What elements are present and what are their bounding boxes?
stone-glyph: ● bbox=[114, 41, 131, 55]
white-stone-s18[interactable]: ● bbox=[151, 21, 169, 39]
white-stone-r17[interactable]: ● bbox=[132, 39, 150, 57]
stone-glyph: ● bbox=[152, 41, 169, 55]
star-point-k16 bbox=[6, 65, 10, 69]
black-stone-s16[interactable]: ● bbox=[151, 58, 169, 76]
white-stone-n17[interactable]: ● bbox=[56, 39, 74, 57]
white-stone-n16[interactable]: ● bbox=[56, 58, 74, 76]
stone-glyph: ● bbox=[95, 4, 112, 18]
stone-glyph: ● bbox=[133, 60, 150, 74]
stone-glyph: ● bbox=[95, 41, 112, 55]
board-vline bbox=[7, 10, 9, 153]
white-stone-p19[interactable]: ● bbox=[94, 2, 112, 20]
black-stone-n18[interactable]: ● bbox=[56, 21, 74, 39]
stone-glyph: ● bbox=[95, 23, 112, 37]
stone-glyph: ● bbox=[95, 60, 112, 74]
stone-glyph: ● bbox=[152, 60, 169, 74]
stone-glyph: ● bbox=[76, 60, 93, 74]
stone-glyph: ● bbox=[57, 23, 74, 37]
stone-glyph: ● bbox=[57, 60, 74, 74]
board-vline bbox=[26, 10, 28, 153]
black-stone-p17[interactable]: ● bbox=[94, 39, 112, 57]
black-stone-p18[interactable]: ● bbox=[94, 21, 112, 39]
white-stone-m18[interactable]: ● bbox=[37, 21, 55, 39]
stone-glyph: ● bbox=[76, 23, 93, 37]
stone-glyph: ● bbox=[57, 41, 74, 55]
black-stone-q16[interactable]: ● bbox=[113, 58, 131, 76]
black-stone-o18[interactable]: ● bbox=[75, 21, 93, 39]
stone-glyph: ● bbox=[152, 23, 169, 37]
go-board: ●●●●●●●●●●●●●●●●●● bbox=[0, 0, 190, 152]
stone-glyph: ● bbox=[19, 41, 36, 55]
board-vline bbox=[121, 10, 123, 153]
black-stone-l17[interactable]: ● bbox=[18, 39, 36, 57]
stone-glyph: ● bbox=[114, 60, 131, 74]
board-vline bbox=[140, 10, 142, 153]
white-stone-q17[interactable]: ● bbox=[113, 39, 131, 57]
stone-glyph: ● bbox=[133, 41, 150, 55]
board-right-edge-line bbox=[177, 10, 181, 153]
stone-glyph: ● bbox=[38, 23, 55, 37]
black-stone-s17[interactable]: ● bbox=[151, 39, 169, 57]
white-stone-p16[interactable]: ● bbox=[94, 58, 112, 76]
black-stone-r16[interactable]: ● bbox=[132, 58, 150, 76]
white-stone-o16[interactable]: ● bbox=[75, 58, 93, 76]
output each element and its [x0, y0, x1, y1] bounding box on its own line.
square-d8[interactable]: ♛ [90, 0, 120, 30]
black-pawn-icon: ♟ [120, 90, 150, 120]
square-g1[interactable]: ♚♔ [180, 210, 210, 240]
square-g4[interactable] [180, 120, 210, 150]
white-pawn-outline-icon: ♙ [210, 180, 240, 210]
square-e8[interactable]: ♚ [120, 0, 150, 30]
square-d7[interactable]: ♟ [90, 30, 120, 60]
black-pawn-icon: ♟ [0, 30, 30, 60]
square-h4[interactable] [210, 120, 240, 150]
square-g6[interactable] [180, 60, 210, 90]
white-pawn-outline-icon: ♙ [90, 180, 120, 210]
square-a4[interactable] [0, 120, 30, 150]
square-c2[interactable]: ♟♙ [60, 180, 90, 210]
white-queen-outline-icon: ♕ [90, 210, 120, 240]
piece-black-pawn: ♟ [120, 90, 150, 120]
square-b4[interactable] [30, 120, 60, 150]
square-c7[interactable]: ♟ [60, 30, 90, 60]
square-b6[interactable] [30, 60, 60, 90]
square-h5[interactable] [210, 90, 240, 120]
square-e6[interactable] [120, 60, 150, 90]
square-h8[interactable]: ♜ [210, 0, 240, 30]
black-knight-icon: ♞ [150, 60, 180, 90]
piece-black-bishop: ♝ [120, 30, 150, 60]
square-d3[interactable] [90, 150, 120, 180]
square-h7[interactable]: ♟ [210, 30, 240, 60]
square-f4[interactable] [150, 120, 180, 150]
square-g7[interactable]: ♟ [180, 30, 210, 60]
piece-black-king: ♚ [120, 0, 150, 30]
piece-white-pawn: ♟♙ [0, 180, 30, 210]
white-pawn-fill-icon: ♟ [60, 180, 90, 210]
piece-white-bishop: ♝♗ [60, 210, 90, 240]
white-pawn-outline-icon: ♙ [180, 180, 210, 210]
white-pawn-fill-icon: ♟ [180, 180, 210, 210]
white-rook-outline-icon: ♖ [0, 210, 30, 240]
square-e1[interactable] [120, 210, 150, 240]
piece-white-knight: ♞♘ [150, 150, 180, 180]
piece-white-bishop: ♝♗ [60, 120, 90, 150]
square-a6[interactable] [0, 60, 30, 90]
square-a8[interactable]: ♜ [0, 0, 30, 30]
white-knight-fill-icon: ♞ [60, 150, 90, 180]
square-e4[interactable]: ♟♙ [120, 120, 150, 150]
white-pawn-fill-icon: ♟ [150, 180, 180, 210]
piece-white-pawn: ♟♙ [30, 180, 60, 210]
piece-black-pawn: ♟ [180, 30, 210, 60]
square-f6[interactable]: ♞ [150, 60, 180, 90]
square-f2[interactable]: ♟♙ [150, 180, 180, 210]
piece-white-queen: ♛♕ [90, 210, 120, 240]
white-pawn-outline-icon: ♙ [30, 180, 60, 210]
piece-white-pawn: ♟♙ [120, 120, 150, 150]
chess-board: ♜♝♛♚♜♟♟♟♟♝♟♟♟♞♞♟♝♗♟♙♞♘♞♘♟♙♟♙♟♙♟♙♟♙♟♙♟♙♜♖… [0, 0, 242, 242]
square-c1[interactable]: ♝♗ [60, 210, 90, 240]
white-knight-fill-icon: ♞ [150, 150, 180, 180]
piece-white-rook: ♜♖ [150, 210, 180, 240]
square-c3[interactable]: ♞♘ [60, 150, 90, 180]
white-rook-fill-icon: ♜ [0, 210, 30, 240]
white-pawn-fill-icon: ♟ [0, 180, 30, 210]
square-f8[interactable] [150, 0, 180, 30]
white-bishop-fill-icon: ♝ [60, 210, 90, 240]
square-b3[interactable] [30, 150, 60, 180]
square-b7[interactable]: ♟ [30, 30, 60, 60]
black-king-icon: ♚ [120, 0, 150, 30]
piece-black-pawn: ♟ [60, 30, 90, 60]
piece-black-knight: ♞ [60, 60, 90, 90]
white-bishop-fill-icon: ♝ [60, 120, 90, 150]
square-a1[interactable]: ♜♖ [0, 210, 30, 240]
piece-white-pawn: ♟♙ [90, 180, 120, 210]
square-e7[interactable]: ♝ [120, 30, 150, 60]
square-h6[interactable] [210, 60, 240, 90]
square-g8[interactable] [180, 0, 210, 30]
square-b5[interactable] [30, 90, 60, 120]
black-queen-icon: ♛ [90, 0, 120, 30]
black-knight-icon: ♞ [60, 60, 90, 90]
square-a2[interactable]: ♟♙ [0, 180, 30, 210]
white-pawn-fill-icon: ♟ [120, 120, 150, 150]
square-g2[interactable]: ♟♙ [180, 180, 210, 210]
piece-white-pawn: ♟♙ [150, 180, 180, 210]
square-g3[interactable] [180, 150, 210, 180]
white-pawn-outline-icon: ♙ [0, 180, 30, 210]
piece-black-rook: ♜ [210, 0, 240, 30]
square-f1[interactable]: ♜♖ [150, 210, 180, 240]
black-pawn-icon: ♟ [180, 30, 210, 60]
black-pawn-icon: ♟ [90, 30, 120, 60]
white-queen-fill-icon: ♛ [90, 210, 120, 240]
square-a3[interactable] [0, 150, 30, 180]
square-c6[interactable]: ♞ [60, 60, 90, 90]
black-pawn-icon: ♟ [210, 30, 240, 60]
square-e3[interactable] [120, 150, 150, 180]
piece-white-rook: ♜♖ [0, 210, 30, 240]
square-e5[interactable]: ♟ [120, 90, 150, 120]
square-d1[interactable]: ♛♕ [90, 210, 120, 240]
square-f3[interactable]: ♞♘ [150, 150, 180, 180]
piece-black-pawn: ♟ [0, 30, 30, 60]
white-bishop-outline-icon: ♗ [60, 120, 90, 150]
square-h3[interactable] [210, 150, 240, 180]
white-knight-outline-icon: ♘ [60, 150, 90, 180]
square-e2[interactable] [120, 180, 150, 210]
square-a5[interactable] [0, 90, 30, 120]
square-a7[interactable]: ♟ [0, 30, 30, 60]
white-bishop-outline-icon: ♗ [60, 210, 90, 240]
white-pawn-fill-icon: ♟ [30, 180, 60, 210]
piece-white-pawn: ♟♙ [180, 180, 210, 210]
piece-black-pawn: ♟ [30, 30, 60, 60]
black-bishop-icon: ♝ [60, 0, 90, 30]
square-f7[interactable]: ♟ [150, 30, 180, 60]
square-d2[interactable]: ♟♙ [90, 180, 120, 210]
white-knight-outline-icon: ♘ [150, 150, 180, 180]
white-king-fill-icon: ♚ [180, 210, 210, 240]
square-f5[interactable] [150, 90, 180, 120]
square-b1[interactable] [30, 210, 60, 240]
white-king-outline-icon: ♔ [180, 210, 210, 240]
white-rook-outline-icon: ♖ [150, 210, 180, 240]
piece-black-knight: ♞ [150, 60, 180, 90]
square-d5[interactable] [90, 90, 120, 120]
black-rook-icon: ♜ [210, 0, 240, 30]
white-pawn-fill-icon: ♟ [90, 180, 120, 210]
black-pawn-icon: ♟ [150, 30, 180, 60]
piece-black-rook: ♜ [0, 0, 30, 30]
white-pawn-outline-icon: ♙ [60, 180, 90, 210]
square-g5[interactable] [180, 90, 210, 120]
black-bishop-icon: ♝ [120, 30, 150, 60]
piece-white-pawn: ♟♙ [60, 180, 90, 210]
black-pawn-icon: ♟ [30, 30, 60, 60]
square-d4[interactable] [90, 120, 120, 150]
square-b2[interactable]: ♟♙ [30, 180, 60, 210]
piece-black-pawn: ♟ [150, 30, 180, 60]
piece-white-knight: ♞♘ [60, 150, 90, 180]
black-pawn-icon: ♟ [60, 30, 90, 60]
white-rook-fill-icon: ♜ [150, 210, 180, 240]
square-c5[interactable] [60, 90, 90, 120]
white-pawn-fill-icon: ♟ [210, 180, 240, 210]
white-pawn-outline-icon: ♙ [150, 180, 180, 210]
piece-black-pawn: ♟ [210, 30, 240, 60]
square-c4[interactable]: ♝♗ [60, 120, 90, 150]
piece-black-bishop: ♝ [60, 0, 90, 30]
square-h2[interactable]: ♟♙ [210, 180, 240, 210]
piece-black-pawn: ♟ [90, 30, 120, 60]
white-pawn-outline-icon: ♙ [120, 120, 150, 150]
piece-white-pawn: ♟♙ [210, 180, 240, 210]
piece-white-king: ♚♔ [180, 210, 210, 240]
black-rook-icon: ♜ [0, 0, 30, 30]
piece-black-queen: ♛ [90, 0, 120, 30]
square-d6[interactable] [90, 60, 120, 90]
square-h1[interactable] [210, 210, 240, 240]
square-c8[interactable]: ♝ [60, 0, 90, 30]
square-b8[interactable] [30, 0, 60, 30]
──────────
→ Instructions to follow
Switch "stone-glyph" to "stone-icon" in the entries running from the start through the line with "star-point-k16 bbox=[6, 65, 10, 69]", and give those lines again with everything else unchanged.

→ Written answer
What elements are present and what are their bounding boxes?
stone-icon: ● bbox=[114, 41, 131, 55]
white-stone-s18[interactable]: ● bbox=[151, 21, 169, 39]
white-stone-r17[interactable]: ● bbox=[132, 39, 150, 57]
stone-icon: ● bbox=[152, 41, 169, 55]
star-point-k16 bbox=[6, 65, 10, 69]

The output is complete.